*Instruction*.
Using the records that follow, copy every line containing the word "time".

----- Input for this task -----

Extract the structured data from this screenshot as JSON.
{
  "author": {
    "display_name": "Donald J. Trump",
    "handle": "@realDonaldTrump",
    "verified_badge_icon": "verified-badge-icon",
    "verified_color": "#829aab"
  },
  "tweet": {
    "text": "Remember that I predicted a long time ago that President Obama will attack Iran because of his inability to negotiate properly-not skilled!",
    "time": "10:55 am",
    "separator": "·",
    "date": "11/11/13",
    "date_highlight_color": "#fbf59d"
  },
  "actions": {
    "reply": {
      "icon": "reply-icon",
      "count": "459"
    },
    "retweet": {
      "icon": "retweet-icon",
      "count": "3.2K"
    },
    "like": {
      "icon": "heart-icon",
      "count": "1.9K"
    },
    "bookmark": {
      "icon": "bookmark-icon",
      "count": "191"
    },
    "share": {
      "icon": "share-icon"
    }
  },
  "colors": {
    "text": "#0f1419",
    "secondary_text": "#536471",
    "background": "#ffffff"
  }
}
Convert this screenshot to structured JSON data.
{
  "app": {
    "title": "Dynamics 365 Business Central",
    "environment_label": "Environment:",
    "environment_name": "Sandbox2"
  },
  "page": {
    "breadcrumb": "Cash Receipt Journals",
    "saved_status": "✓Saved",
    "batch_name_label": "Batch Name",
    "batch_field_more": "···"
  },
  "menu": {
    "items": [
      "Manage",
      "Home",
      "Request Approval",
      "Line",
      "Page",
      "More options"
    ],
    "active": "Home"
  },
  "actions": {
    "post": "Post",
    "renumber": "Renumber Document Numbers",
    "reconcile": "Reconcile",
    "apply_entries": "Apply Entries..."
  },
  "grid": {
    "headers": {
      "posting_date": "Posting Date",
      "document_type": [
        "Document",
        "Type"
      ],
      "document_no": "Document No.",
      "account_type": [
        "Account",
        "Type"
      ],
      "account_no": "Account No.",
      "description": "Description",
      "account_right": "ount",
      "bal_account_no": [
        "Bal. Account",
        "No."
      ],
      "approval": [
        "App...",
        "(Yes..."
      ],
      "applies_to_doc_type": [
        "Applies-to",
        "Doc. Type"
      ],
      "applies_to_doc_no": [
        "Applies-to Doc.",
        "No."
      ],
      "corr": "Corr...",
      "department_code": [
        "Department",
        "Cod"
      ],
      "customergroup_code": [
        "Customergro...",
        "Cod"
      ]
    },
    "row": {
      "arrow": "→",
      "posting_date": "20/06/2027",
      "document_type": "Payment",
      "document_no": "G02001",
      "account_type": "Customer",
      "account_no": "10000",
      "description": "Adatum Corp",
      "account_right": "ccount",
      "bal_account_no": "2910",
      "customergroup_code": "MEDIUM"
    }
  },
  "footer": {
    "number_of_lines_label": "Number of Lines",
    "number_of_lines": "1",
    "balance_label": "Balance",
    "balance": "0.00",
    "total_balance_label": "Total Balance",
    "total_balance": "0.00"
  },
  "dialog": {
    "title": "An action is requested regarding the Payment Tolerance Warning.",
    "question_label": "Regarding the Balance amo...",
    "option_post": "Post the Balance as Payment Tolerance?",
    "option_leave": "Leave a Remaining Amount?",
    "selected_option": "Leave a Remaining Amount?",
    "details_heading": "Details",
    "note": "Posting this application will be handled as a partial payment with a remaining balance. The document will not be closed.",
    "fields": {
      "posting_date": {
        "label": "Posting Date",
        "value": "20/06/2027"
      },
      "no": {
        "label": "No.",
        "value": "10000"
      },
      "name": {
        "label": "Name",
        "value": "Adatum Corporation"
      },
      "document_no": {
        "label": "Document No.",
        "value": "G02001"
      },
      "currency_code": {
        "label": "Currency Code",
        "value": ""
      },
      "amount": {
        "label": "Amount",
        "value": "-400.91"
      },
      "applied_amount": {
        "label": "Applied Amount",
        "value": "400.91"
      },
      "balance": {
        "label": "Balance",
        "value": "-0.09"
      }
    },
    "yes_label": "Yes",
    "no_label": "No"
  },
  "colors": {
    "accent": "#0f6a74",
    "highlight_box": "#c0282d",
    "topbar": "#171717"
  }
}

-----
----- Input for this task -----

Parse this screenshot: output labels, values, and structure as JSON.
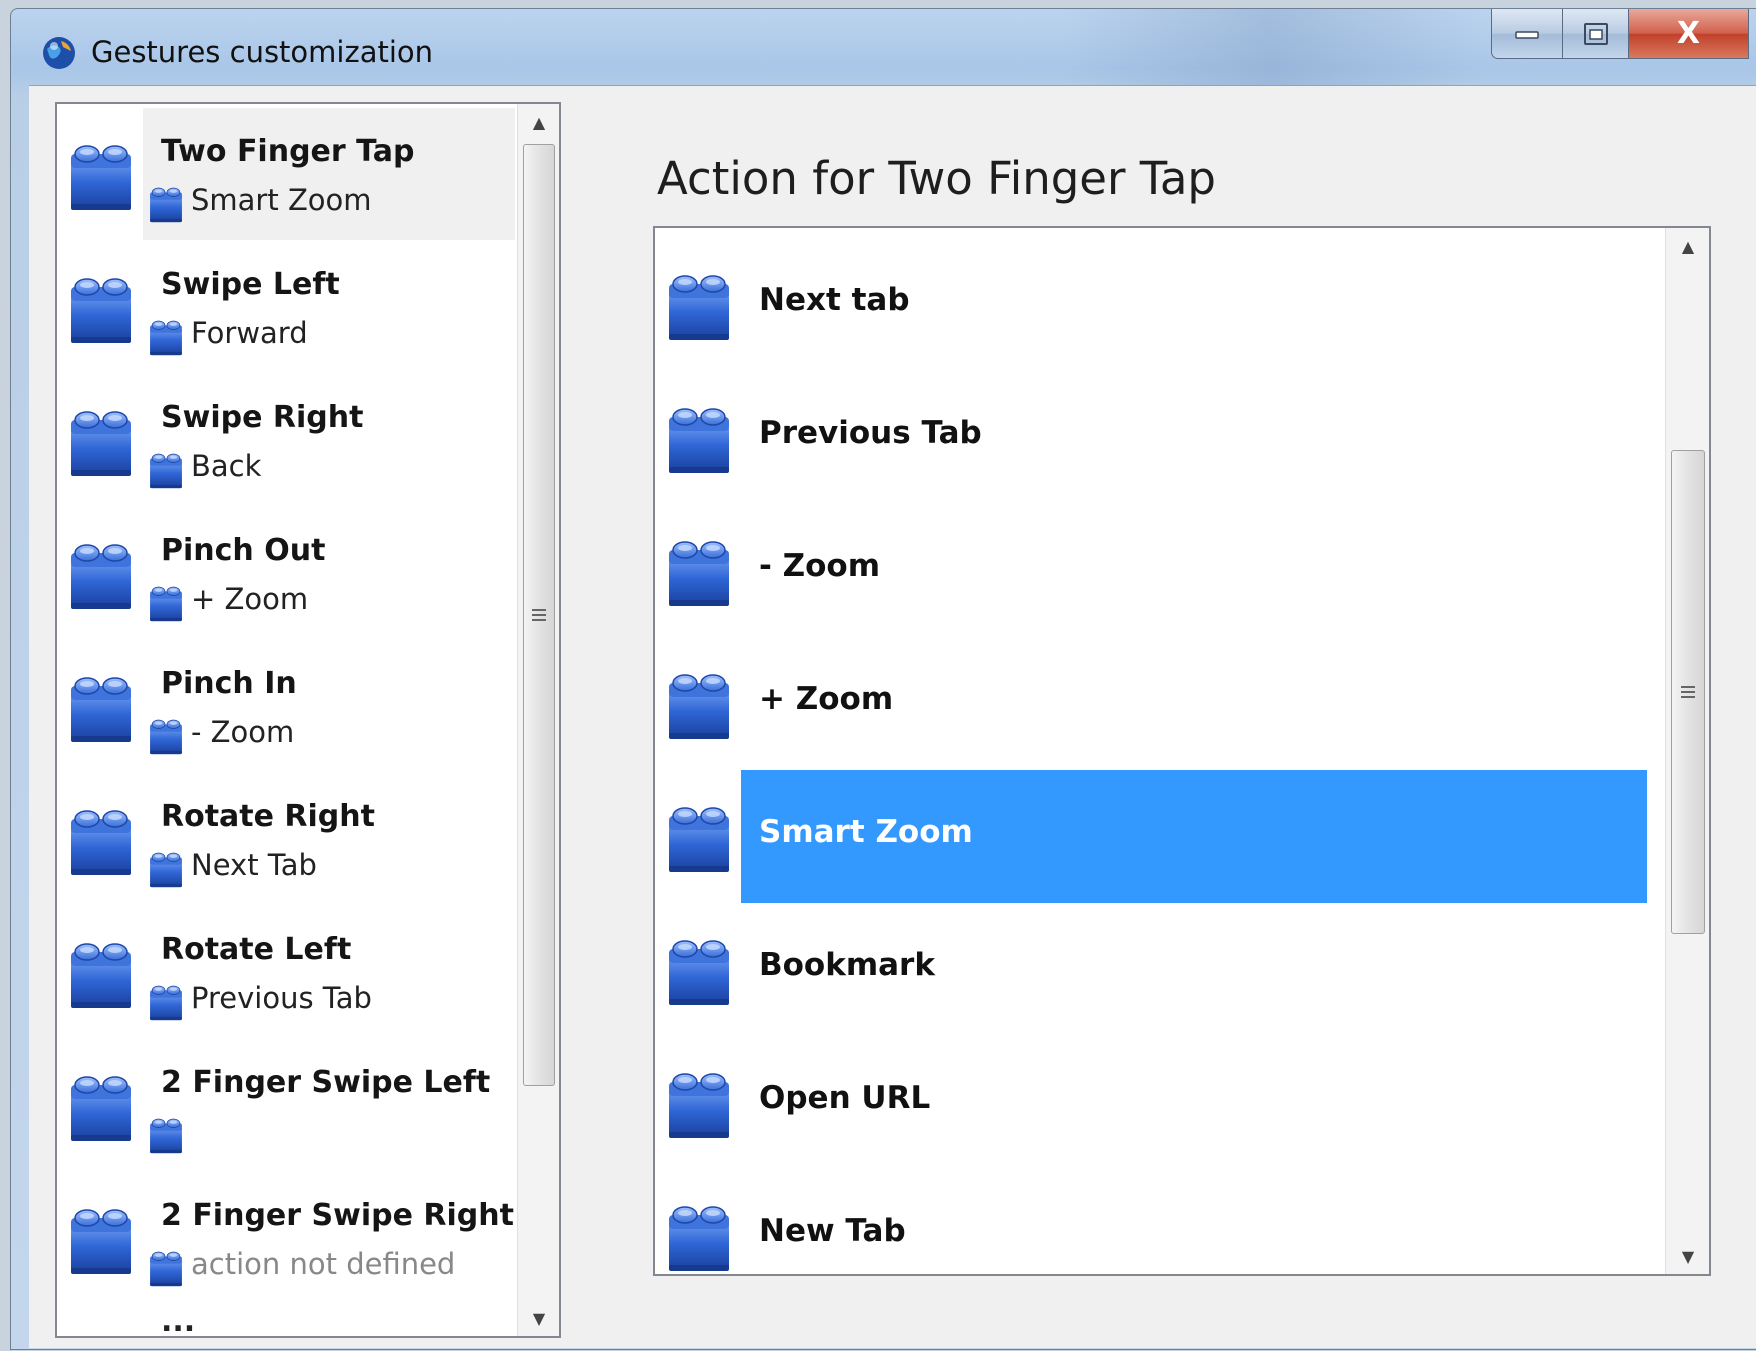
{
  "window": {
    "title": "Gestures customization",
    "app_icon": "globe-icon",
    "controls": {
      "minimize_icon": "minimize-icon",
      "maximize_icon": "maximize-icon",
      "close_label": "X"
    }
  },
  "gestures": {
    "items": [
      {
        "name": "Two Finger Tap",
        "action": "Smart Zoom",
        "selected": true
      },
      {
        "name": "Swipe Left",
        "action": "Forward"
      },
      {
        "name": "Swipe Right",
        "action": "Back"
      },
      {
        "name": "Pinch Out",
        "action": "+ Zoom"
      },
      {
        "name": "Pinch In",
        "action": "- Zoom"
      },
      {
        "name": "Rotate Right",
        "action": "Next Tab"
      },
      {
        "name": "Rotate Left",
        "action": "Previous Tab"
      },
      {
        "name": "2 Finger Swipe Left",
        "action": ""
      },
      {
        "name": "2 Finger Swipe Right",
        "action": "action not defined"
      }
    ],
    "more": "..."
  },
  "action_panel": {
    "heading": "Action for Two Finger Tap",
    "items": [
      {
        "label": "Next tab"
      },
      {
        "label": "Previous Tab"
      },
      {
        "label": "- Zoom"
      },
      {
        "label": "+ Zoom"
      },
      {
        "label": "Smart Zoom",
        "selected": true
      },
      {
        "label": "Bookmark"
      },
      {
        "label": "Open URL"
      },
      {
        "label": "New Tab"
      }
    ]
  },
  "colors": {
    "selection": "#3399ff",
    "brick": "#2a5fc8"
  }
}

-----
----- Input for this task -----

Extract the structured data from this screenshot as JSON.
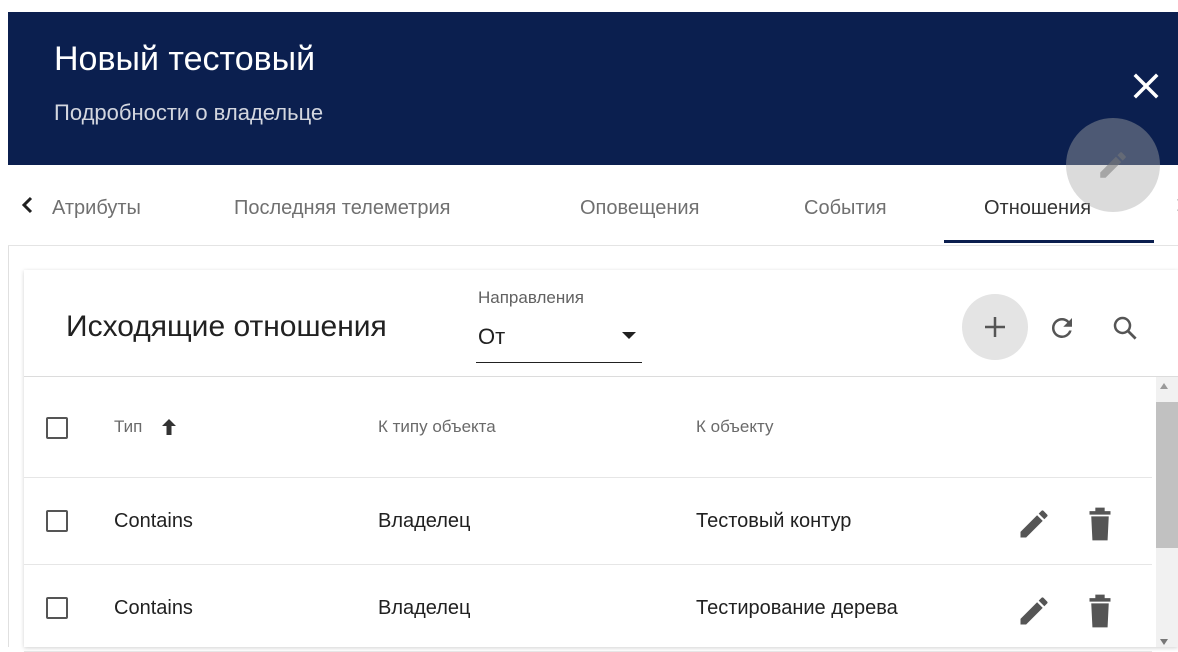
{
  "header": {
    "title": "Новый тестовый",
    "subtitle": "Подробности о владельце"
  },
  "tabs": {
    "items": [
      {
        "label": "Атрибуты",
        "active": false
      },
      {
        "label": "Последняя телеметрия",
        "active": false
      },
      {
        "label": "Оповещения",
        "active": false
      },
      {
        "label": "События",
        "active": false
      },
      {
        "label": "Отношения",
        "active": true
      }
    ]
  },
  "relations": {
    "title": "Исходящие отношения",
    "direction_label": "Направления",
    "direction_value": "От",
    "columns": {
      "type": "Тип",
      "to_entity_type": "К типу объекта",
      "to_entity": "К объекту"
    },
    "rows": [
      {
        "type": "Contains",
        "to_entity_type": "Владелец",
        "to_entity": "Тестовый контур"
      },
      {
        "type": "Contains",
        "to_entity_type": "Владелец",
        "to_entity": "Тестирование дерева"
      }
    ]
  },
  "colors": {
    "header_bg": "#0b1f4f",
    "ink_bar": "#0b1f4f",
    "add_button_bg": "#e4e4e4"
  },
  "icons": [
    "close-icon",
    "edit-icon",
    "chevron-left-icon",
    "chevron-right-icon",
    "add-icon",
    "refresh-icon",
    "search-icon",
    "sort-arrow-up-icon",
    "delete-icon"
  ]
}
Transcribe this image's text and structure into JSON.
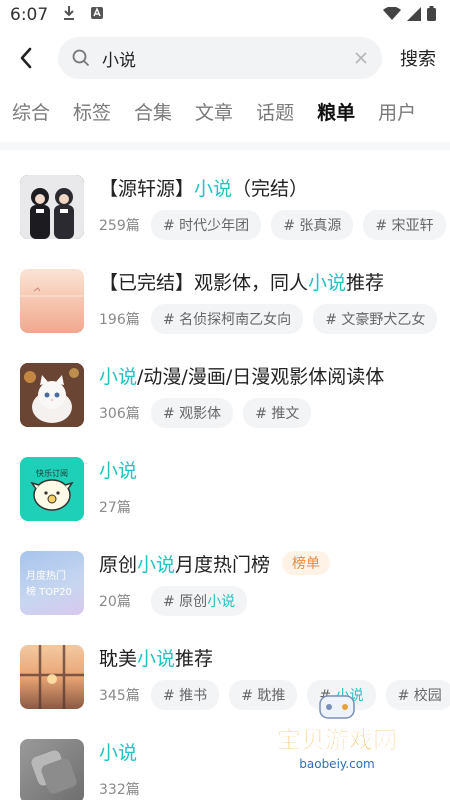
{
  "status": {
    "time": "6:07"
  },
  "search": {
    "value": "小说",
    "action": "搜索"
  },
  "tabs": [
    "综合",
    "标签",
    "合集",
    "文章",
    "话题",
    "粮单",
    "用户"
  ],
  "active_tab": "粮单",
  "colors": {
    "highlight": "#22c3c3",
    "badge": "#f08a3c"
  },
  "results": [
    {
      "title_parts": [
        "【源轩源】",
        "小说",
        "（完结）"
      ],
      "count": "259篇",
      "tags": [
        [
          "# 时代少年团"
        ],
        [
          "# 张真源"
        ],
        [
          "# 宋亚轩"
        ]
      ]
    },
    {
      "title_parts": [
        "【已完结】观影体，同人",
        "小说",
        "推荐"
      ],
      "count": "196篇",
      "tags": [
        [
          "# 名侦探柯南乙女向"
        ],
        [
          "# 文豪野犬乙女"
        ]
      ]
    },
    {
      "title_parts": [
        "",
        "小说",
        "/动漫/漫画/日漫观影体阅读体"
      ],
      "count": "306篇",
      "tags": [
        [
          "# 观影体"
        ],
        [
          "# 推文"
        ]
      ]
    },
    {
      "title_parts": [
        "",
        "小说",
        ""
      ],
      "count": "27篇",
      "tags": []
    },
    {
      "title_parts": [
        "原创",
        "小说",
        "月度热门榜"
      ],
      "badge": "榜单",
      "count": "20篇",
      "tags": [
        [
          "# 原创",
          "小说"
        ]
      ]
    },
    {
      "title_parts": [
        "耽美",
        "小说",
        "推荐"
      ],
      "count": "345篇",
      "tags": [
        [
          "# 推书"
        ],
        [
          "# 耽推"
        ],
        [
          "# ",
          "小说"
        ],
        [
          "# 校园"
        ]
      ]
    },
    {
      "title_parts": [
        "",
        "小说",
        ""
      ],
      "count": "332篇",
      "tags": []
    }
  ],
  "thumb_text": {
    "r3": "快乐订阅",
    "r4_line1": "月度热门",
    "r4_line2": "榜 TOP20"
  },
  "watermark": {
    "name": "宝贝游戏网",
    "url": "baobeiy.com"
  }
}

-----

*Full answer*.
    "text": "Remember that I predicted a long time ago that President Obama will attack Iran because of his inability to negotiate properly-not skilled!",
    "time": "10:55 am",
    "time": "6:07"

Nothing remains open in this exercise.